» **WRITTEN REQUEST**
Can you repeat every one of the following items word for word, with nothing changed?

— START OF EXERCISE DATA —

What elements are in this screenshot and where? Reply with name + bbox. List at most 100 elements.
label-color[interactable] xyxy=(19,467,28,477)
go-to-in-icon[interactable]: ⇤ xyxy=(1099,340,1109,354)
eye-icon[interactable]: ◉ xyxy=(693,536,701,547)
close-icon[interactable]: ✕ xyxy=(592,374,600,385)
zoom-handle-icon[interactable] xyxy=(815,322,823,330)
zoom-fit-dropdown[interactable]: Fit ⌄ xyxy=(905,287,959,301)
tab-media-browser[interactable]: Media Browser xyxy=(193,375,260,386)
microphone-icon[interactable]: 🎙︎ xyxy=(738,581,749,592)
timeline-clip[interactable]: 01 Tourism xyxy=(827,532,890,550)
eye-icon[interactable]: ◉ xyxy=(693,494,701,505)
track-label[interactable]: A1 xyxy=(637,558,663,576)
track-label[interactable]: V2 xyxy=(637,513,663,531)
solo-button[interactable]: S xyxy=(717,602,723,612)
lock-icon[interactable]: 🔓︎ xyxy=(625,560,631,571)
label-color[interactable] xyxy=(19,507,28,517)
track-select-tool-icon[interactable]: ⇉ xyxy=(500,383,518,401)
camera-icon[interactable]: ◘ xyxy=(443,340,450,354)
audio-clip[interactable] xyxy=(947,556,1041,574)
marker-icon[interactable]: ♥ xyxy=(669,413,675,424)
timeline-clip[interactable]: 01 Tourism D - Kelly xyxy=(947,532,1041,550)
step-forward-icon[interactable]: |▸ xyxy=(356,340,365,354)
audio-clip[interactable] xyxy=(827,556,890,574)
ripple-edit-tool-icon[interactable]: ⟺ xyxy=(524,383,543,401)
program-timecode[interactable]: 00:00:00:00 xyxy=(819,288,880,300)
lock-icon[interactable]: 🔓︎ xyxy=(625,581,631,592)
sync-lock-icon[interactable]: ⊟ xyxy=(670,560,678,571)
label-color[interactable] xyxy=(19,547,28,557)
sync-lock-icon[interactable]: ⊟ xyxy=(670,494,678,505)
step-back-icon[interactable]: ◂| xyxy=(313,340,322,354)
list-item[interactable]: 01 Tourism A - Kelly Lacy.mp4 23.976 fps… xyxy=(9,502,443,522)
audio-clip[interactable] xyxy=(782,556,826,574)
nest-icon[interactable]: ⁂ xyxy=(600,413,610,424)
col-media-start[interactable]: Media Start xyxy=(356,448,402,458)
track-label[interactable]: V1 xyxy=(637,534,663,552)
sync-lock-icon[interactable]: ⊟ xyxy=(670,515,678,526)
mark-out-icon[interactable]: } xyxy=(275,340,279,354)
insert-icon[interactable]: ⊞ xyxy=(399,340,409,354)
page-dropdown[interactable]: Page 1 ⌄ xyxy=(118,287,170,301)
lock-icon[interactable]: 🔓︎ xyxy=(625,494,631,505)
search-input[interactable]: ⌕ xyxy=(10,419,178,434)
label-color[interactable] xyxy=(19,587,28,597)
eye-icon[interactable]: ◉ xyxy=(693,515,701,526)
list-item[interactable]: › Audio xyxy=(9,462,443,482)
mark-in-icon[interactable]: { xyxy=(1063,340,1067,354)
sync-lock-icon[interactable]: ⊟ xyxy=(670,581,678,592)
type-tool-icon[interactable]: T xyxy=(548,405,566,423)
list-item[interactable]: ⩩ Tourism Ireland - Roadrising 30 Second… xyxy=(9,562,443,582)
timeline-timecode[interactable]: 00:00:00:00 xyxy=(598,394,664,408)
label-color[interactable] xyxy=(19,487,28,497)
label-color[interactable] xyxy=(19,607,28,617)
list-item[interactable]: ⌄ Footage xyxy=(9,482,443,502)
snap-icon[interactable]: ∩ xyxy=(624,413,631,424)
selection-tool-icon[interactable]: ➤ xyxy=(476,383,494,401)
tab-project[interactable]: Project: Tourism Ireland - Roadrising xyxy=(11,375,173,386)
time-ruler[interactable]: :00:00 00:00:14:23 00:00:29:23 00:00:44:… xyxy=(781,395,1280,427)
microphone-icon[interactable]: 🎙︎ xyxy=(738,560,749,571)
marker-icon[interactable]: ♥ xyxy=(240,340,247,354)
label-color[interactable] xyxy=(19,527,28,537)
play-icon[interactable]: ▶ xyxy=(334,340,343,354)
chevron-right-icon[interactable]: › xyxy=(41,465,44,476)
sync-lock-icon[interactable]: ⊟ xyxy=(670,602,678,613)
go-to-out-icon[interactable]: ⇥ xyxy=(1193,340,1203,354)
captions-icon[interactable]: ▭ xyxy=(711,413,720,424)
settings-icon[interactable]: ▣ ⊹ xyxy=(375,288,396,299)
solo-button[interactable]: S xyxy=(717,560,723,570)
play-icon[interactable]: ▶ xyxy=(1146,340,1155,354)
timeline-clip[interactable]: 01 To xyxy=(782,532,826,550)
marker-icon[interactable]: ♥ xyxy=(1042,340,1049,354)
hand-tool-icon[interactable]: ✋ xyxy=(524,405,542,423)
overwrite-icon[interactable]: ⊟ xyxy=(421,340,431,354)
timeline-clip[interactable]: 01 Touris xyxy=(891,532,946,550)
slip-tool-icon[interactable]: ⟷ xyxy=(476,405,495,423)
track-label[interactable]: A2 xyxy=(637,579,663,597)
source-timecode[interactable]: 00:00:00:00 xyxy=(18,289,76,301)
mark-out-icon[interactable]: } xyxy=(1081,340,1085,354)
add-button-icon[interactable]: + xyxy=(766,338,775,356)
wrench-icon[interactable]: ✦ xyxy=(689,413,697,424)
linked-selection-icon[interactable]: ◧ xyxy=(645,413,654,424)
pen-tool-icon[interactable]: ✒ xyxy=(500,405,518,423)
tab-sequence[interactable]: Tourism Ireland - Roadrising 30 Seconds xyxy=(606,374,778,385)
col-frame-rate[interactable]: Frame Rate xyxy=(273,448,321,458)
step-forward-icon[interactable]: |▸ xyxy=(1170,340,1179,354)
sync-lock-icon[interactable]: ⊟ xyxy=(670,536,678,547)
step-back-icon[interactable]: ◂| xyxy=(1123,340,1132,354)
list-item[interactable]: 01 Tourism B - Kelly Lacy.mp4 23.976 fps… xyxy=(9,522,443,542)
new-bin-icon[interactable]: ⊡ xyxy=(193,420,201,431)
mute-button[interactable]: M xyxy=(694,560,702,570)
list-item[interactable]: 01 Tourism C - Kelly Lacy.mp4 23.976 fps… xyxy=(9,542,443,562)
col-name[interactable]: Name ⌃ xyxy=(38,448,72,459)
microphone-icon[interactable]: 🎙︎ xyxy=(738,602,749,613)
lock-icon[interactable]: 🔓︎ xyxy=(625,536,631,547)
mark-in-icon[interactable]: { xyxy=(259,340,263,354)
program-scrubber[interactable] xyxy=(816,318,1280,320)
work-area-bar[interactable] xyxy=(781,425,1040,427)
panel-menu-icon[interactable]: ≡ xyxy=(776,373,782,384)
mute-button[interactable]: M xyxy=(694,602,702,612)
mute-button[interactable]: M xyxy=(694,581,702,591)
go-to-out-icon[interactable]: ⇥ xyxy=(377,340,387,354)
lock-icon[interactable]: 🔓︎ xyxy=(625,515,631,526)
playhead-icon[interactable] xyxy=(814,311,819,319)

— END OF EXERCISE DATA —

» **WRITTEN REPLY**
What elements are in this screenshot and where? Reply with name + bbox. List at most 100 elements.
label-color[interactable] xyxy=(19,467,28,477)
go-to-in-icon[interactable]: ⇤ xyxy=(1099,340,1109,354)
eye-icon[interactable]: ◉ xyxy=(693,536,701,547)
close-icon[interactable]: ✕ xyxy=(592,374,600,385)
zoom-handle-icon[interactable] xyxy=(815,322,823,330)
zoom-fit-dropdown[interactable]: Fit ⌄ xyxy=(905,287,959,301)
tab-media-browser[interactable]: Media Browser xyxy=(193,375,260,386)
microphone-icon[interactable]: 🎙︎ xyxy=(738,581,749,592)
timeline-clip[interactable]: 01 Tourism xyxy=(827,532,890,550)
eye-icon[interactable]: ◉ xyxy=(693,494,701,505)
track-label[interactable]: A1 xyxy=(637,558,663,576)
track-label[interactable]: V2 xyxy=(637,513,663,531)
solo-button[interactable]: S xyxy=(717,602,723,612)
lock-icon[interactable]: 🔓︎ xyxy=(625,560,631,571)
label-color[interactable] xyxy=(19,507,28,517)
track-select-tool-icon[interactable]: ⇉ xyxy=(500,383,518,401)
camera-icon[interactable]: ◘ xyxy=(443,340,450,354)
audio-clip[interactable] xyxy=(947,556,1041,574)
marker-icon[interactable]: ♥ xyxy=(669,413,675,424)
timeline-clip[interactable]: 01 Tourism D - Kelly xyxy=(947,532,1041,550)
step-forward-icon[interactable]: |▸ xyxy=(356,340,365,354)
audio-clip[interactable] xyxy=(827,556,890,574)
ripple-edit-tool-icon[interactable]: ⟺ xyxy=(524,383,543,401)
program-timecode[interactable]: 00:00:00:00 xyxy=(819,288,880,300)
lock-icon[interactable]: 🔓︎ xyxy=(625,581,631,592)
sync-lock-icon[interactable]: ⊟ xyxy=(670,560,678,571)
label-color[interactable] xyxy=(19,547,28,557)
sync-lock-icon[interactable]: ⊟ xyxy=(670,494,678,505)
step-back-icon[interactable]: ◂| xyxy=(313,340,322,354)
list-item[interactable]: 01 Tourism A - Kelly Lacy.mp4 23.976 fps… xyxy=(9,502,443,522)
audio-clip[interactable] xyxy=(782,556,826,574)
nest-icon[interactable]: ⁂ xyxy=(600,413,610,424)
col-media-start[interactable]: Media Start xyxy=(356,448,402,458)
track-label[interactable]: V1 xyxy=(637,534,663,552)
sync-lock-icon[interactable]: ⊟ xyxy=(670,515,678,526)
mark-out-icon[interactable]: } xyxy=(275,340,279,354)
insert-icon[interactable]: ⊞ xyxy=(399,340,409,354)
page-dropdown[interactable]: Page 1 ⌄ xyxy=(118,287,170,301)
lock-icon[interactable]: 🔓︎ xyxy=(625,494,631,505)
search-input[interactable]: ⌕ xyxy=(10,419,178,434)
label-color[interactable] xyxy=(19,587,28,597)
eye-icon[interactable]: ◉ xyxy=(693,515,701,526)
list-item[interactable]: › Audio xyxy=(9,462,443,482)
mark-in-icon[interactable]: { xyxy=(1063,340,1067,354)
sync-lock-icon[interactable]: ⊟ xyxy=(670,581,678,592)
type-tool-icon[interactable]: T xyxy=(548,405,566,423)
list-item[interactable]: ⩩ Tourism Ireland - Roadrising 30 Second… xyxy=(9,562,443,582)
timeline-timecode[interactable]: 00:00:00:00 xyxy=(598,394,664,408)
label-color[interactable] xyxy=(19,487,28,497)
label-color[interactable] xyxy=(19,607,28,617)
list-item[interactable]: ⌄ Footage xyxy=(9,482,443,502)
snap-icon[interactable]: ∩ xyxy=(624,413,631,424)
selection-tool-icon[interactable]: ➤ xyxy=(476,383,494,401)
tab-project[interactable]: Project: Tourism Ireland - Roadrising xyxy=(11,375,173,386)
time-ruler[interactable]: :00:00 00:00:14:23 00:00:29:23 00:00:44:… xyxy=(781,395,1280,427)
microphone-icon[interactable]: 🎙︎ xyxy=(738,560,749,571)
marker-icon[interactable]: ♥ xyxy=(240,340,247,354)
label-color[interactable] xyxy=(19,527,28,537)
play-icon[interactable]: ▶ xyxy=(334,340,343,354)
chevron-right-icon[interactable]: › xyxy=(41,465,44,476)
sync-lock-icon[interactable]: ⊟ xyxy=(670,602,678,613)
go-to-out-icon[interactable]: ⇥ xyxy=(1193,340,1203,354)
captions-icon[interactable]: ▭ xyxy=(711,413,720,424)
settings-icon[interactable]: ▣ ⊹ xyxy=(375,288,396,299)
solo-button[interactable]: S xyxy=(717,560,723,570)
play-icon[interactable]: ▶ xyxy=(1146,340,1155,354)
timeline-clip[interactable]: 01 To xyxy=(782,532,826,550)
marker-icon[interactable]: ♥ xyxy=(1042,340,1049,354)
hand-tool-icon[interactable]: ✋ xyxy=(524,405,542,423)
overwrite-icon[interactable]: ⊟ xyxy=(421,340,431,354)
timeline-clip[interactable]: 01 Touris xyxy=(891,532,946,550)
slip-tool-icon[interactable]: ⟷ xyxy=(476,405,495,423)
track-label[interactable]: A2 xyxy=(637,579,663,597)
source-timecode[interactable]: 00:00:00:00 xyxy=(18,289,76,301)
mark-out-icon[interactable]: } xyxy=(1081,340,1085,354)
add-button-icon[interactable]: + xyxy=(766,338,775,356)
wrench-icon[interactable]: ✦ xyxy=(689,413,697,424)
linked-selection-icon[interactable]: ◧ xyxy=(645,413,654,424)
pen-tool-icon[interactable]: ✒ xyxy=(500,405,518,423)
tab-sequence[interactable]: Tourism Ireland - Roadrising 30 Seconds xyxy=(606,374,778,385)
col-frame-rate[interactable]: Frame Rate xyxy=(273,448,321,458)
step-forward-icon[interactable]: |▸ xyxy=(1170,340,1179,354)
sync-lock-icon[interactable]: ⊟ xyxy=(670,536,678,547)
step-back-icon[interactable]: ◂| xyxy=(1123,340,1132,354)
list-item[interactable]: 01 Tourism B - Kelly Lacy.mp4 23.976 fps… xyxy=(9,522,443,542)
new-bin-icon[interactable]: ⊡ xyxy=(193,420,201,431)
mute-button[interactable]: M xyxy=(694,560,702,570)
list-item[interactable]: 01 Tourism C - Kelly Lacy.mp4 23.976 fps… xyxy=(9,542,443,562)
col-name[interactable]: Name ⌃ xyxy=(38,448,72,459)
microphone-icon[interactable]: 🎙︎ xyxy=(738,602,749,613)
lock-icon[interactable]: 🔓︎ xyxy=(625,536,631,547)
mark-in-icon[interactable]: { xyxy=(259,340,263,354)
program-scrubber[interactable] xyxy=(816,318,1280,320)
work-area-bar[interactable] xyxy=(781,425,1040,427)
panel-menu-icon[interactable]: ≡ xyxy=(776,373,782,384)
mute-button[interactable]: M xyxy=(694,602,702,612)
mute-button[interactable]: M xyxy=(694,581,702,591)
go-to-out-icon[interactable]: ⇥ xyxy=(377,340,387,354)
lock-icon[interactable]: 🔓︎ xyxy=(625,515,631,526)
playhead-icon[interactable] xyxy=(814,311,819,319)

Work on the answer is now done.